WHAT TO WORK ON:
Each entry below is to be extracted exactly.

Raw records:
[Start]
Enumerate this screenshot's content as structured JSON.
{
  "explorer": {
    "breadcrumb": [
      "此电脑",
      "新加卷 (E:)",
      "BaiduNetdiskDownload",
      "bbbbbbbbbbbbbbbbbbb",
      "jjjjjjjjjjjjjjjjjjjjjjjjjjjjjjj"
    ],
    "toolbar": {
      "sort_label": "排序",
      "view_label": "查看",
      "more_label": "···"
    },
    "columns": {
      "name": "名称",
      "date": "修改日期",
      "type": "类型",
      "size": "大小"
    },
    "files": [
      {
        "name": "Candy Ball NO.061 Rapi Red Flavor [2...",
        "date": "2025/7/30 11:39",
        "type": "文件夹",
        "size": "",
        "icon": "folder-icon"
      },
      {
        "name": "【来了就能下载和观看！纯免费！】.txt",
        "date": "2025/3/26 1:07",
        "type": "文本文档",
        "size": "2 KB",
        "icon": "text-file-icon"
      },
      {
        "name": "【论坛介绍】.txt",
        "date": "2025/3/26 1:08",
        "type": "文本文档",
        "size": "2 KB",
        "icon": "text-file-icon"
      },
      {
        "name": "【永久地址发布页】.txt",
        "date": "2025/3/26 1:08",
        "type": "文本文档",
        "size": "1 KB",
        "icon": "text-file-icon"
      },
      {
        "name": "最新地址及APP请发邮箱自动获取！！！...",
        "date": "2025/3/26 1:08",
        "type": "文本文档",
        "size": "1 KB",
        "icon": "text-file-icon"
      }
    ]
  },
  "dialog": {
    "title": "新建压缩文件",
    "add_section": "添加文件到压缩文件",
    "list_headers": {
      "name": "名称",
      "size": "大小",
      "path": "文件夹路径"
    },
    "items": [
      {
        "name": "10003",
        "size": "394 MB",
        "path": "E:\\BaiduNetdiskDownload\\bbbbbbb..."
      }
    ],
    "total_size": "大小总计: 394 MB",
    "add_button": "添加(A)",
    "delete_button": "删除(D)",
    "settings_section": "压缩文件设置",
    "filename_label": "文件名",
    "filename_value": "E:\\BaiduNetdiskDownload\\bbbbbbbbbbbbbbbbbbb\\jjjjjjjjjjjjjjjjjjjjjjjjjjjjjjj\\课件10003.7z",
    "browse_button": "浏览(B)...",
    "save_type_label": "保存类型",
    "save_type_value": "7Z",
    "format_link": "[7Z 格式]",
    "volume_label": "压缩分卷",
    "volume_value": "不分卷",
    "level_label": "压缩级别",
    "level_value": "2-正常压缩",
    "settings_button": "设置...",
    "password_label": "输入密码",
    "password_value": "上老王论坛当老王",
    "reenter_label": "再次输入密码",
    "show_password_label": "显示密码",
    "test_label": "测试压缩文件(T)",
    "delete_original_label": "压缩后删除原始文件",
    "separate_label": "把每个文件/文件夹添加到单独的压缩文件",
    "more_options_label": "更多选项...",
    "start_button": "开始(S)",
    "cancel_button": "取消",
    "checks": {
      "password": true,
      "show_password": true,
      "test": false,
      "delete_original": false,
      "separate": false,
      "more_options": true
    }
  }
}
[End]
TASK RESULT:
Enumerate this screenshot's content as structured JSON.
{
  "explorer": {
    "breadcrumb": [
      "此电脑",
      "新加卷 (E:)",
      "BaiduNetdiskDownload",
      "bbbbbbbbbbbbbbbbbbb",
      "jjjjjjjjjjjjjjjjjjjjjjjjjjjjjjj"
    ],
    "toolbar": {
      "sort_label": "排序",
      "view_label": "查看",
      "more_label": "···"
    },
    "columns": {
      "name": "名称",
      "date": "修改日期",
      "type": "类型",
      "size": "大小"
    },
    "files": [
      {
        "name": "Candy Ball NO.061 Rapi Red Flavor [2...",
        "date": "2025/7/30 11:39",
        "type": "文件夹",
        "size": "",
        "icon": "folder-icon"
      },
      {
        "name": "【来了就能下载和观看！纯免费！】.txt",
        "date": "2025/3/26 1:07",
        "type": "文本文档",
        "size": "2 KB",
        "icon": "text-file-icon"
      },
      {
        "name": "【论坛介绍】.txt",
        "date": "2025/3/26 1:08",
        "type": "文本文档",
        "size": "2 KB",
        "icon": "text-file-icon"
      },
      {
        "name": "【永久地址发布页】.txt",
        "date": "2025/3/26 1:08",
        "type": "文本文档",
        "size": "1 KB",
        "icon": "text-file-icon"
      },
      {
        "name": "最新地址及APP请发邮箱自动获取！！！...",
        "date": "2025/3/26 1:08",
        "type": "文本文档",
        "size": "1 KB",
        "icon": "text-file-icon"
      }
    ]
  },
  "dialog": {
    "title": "新建压缩文件",
    "add_section": "添加文件到压缩文件",
    "list_headers": {
      "name": "名称",
      "size": "大小",
      "path": "文件夹路径"
    },
    "items": [
      {
        "name": "10003",
        "size": "394 MB",
        "path": "E:\\BaiduNetdiskDownload\\bbbbbbb..."
      }
    ],
    "total_size": "大小总计: 394 MB",
    "add_button": "添加(A)",
    "delete_button": "删除(D)",
    "settings_section": "压缩文件设置",
    "filename_label": "文件名",
    "filename_value": "E:\\BaiduNetdiskDownload\\bbbbbbbbbbbbbbbbbbb\\jjjjjjjjjjjjjjjjjjjjjjjjjjjjjjj\\课件10003.7z",
    "browse_button": "浏览(B)...",
    "save_type_label": "保存类型",
    "save_type_value": "7Z",
    "format_link": "[7Z 格式]",
    "volume_label": "压缩分卷",
    "volume_value": "不分卷",
    "level_label": "压缩级别",
    "level_value": "2-正常压缩",
    "settings_button": "设置...",
    "password_label": "输入密码",
    "password_value": "上老王论坛当老王",
    "reenter_label": "再次输入密码",
    "show_password_label": "显示密码",
    "test_label": "测试压缩文件(T)",
    "delete_original_label": "压缩后删除原始文件",
    "separate_label": "把每个文件/文件夹添加到单独的压缩文件",
    "more_options_label": "更多选项...",
    "start_button": "开始(S)",
    "cancel_button": "取消",
    "checks": {
      "password": true,
      "show_password": true,
      "test": false,
      "delete_original": false,
      "separate": false,
      "more_options": true
    }
  }
}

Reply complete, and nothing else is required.